» Aim of the task: Restate each entry word for word, leaving nothing out.
□ □ □ □ □
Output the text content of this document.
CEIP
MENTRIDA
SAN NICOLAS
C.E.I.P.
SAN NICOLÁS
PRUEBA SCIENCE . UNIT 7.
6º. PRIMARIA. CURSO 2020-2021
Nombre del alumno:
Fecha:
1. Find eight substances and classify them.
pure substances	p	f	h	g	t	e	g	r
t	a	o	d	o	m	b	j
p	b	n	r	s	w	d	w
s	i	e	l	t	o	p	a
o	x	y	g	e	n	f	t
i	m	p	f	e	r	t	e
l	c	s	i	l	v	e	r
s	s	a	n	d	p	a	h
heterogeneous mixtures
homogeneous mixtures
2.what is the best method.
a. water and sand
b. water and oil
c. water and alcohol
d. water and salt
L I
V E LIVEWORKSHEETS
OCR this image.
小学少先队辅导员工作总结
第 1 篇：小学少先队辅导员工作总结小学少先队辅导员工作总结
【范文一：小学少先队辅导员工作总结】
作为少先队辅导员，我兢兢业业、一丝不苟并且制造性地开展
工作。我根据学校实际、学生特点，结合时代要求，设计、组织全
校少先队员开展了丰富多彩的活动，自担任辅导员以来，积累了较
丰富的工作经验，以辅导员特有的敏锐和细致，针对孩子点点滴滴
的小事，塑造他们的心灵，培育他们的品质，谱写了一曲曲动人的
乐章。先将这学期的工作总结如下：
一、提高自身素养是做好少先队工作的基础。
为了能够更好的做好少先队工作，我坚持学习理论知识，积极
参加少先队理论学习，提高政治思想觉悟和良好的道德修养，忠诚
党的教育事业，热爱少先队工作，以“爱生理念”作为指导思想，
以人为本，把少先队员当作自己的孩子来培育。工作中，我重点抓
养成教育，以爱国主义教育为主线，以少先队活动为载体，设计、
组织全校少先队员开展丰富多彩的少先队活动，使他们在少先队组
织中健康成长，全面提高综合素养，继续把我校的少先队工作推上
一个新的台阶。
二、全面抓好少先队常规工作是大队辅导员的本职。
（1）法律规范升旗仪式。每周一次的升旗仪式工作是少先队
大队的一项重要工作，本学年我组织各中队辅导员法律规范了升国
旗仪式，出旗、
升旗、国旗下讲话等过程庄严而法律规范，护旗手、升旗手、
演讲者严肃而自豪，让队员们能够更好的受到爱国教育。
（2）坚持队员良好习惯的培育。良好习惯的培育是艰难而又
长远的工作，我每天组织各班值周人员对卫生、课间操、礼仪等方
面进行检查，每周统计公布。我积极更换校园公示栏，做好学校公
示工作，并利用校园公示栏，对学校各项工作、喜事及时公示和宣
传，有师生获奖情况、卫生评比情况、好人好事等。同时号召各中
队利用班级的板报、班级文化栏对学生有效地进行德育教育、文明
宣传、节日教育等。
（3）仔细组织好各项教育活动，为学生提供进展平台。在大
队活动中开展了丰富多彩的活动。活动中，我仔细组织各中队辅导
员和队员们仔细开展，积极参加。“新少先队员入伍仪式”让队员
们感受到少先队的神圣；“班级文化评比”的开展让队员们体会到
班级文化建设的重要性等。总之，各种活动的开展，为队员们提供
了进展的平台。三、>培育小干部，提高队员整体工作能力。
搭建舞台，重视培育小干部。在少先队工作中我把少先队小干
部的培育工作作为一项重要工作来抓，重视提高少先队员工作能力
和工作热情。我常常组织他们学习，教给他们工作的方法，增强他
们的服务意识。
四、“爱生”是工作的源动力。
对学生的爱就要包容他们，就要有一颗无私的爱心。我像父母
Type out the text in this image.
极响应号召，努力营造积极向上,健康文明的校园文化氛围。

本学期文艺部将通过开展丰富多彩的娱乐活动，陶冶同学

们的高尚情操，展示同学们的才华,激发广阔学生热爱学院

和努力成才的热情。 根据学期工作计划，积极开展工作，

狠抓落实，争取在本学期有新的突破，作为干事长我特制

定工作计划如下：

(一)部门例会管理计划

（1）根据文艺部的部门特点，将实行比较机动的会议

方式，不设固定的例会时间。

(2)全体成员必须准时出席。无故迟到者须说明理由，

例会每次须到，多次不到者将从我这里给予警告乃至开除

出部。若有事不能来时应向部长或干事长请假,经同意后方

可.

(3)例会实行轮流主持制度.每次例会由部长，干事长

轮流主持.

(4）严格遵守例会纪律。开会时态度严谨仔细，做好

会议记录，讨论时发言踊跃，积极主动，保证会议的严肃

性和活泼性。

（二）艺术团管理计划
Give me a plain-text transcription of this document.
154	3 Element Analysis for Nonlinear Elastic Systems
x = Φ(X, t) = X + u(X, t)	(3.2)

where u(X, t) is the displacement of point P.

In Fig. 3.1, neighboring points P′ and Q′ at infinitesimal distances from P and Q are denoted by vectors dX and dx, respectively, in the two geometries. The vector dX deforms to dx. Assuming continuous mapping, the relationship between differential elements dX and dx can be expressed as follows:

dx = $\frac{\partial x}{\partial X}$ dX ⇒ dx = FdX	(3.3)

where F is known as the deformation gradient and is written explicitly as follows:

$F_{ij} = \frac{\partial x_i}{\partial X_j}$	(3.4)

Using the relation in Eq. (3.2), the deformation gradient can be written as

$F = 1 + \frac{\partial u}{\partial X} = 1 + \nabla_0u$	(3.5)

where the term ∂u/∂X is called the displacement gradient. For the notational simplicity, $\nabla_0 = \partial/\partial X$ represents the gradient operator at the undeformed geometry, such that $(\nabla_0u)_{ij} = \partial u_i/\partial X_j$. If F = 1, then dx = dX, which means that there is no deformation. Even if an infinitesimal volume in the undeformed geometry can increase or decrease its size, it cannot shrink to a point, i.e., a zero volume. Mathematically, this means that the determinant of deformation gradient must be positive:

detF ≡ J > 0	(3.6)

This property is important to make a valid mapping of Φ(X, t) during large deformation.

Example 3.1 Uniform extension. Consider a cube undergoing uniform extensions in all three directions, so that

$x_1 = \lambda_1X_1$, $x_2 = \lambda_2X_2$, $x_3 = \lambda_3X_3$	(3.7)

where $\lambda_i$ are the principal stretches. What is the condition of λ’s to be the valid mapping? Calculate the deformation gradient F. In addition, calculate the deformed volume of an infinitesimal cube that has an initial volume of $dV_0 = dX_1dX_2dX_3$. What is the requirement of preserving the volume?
□ □ □ □ □
» Worked solution:
Output the text content of this document.
CEIP
MENTRIDA
SAN NICOLAS
C.E.I.P.
SAN NICOLÁS
PRUEBA SCIENCE . UNIT 7.
6º. PRIMARIA. CURSO 2020-2021
Nombre del alumno:
Fecha:
1. Find eight substances and classify them.
pure substances	p	f	h	g	t	e	g	r
t	a	o	d	o	m	b	j
p	b	n	r	s	w	d	w
s	i	e	l	t	o	p	a
o	x	y	g	e	n	f	t
i	m	p	f	e	r	t	e
l	c	s	i	l	v	e	r
s	s	a	n	d	p	a	h
heterogeneous mixtures
homogeneous mixtures
2.what is the best method.
a. water and sand
b. water and oil
c. water and alcohol
d. water and salt
L I
V E LIVEWORKSHEETS
OCR this image.
小学少先队辅导员工作总结
第 1 篇：小学少先队辅导员工作总结小学少先队辅导员工作总结
【范文一：小学少先队辅导员工作总结】
作为少先队辅导员，我兢兢业业、一丝不苟并且制造性地开展
工作。我根据学校实际、学生特点，结合时代要求，设计、组织全
校少先队员开展了丰富多彩的活动，自担任辅导员以来，积累了较
丰富的工作经验，以辅导员特有的敏锐和细致，针对孩子点点滴滴
的小事，塑造他们的心灵，培育他们的品质，谱写了一曲曲动人的
乐章。先将这学期的工作总结如下：
一、提高自身素养是做好少先队工作的基础。
为了能够更好的做好少先队工作，我坚持学习理论知识，积极
参加少先队理论学习，提高政治思想觉悟和良好的道德修养，忠诚
党的教育事业，热爱少先队工作，以“爱生理念”作为指导思想，
以人为本，把少先队员当作自己的孩子来培育。工作中，我重点抓
养成教育，以爱国主义教育为主线，以少先队活动为载体，设计、
组织全校少先队员开展丰富多彩的少先队活动，使他们在少先队组
织中健康成长，全面提高综合素养，继续把我校的少先队工作推上
一个新的台阶。
二、全面抓好少先队常规工作是大队辅导员的本职。
（1）法律规范升旗仪式。每周一次的升旗仪式工作是少先队
大队的一项重要工作，本学年我组织各中队辅导员法律规范了升国
旗仪式，出旗、
升旗、国旗下讲话等过程庄严而法律规范，护旗手、升旗手、
演讲者严肃而自豪，让队员们能够更好的受到爱国教育。
（2）坚持队员良好习惯的培育。良好习惯的培育是艰难而又
长远的工作，我每天组织各班值周人员对卫生、课间操、礼仪等方
面进行检查，每周统计公布。我积极更换校园公示栏，做好学校公
示工作，并利用校园公示栏，对学校各项工作、喜事及时公示和宣
传，有师生获奖情况、卫生评比情况、好人好事等。同时号召各中
队利用班级的板报、班级文化栏对学生有效地进行德育教育、文明
宣传、节日教育等。
（3）仔细组织好各项教育活动，为学生提供进展平台。在大
队活动中开展了丰富多彩的活动。活动中，我仔细组织各中队辅导
员和队员们仔细开展，积极参加。“新少先队员入伍仪式”让队员
们感受到少先队的神圣；“班级文化评比”的开展让队员们体会到
班级文化建设的重要性等。总之，各种活动的开展，为队员们提供
了进展的平台。三、>培育小干部，提高队员整体工作能力。
搭建舞台，重视培育小干部。在少先队工作中我把少先队小干
部的培育工作作为一项重要工作来抓，重视提高少先队员工作能力
和工作热情。我常常组织他们学习，教给他们工作的方法，增强他
们的服务意识。
四、“爱生”是工作的源动力。
对学生的爱就要包容他们，就要有一颗无私的爱心。我像父母
Type out the text in this image.
极响应号召，努力营造积极向上,健康文明的校园文化氛围。

本学期文艺部将通过开展丰富多彩的娱乐活动，陶冶同学

们的高尚情操，展示同学们的才华,激发广阔学生热爱学院

和努力成才的热情。 根据学期工作计划，积极开展工作，

狠抓落实，争取在本学期有新的突破，作为干事长我特制

定工作计划如下：

(一)部门例会管理计划

（1）根据文艺部的部门特点，将实行比较机动的会议

方式，不设固定的例会时间。

(2)全体成员必须准时出席。无故迟到者须说明理由，

例会每次须到，多次不到者将从我这里给予警告乃至开除

出部。若有事不能来时应向部长或干事长请假,经同意后方

可.

(3)例会实行轮流主持制度.每次例会由部长，干事长

轮流主持.

(4）严格遵守例会纪律。开会时态度严谨仔细，做好

会议记录，讨论时发言踊跃，积极主动，保证会议的严肃

性和活泼性。

（二）艺术团管理计划
Give me a plain-text transcription of this document.
154	3 Element Analysis for Nonlinear Elastic Systems
x = Φ(X, t) = X + u(X, t)	(3.2)

where u(X, t) is the displacement of point P.

In Fig. 3.1, neighboring points P′ and Q′ at infinitesimal distances from P and Q are denoted by vectors dX and dx, respectively, in the two geometries. The vector dX deforms to dx. Assuming continuous mapping, the relationship between differential elements dX and dx can be expressed as follows:

dx = $\frac{\partial x}{\partial X}$ dX ⇒ dx = FdX	(3.3)

where F is known as the deformation gradient and is written explicitly as follows:

$F_{ij} = \frac{\partial x_i}{\partial X_j}$	(3.4)

Using the relation in Eq. (3.2), the deformation gradient can be written as

$F = 1 + \frac{\partial u}{\partial X} = 1 + \nabla_0u$	(3.5)

where the term ∂u/∂X is called the displacement gradient. For the notational simplicity, $\nabla_0 = \partial/\partial X$ represents the gradient operator at the undeformed geometry, such that $(\nabla_0u)_{ij} = \partial u_i/\partial X_j$. If F = 1, then dx = dX, which means that there is no deformation. Even if an infinitesimal volume in the undeformed geometry can increase or decrease its size, it cannot shrink to a point, i.e., a zero volume. Mathematically, this means that the determinant of deformation gradient must be positive:

detF ≡ J > 0	(3.6)

This property is important to make a valid mapping of Φ(X, t) during large deformation.

Example 3.1 Uniform extension. Consider a cube undergoing uniform extensions in all three directions, so that

$x_1 = \lambda_1X_1$, $x_2 = \lambda_2X_2$, $x_3 = \lambda_3X_3$	(3.7)

where $\lambda_i$ are the principal stretches. What is the condition of λ’s to be the valid mapping? Calculate the deformation gradient F. In addition, calculate the deformed volume of an infinitesimal cube that has an initial volume of $dV_0 = dX_1dX_2dX_3$. What is the requirement of preserving the volume?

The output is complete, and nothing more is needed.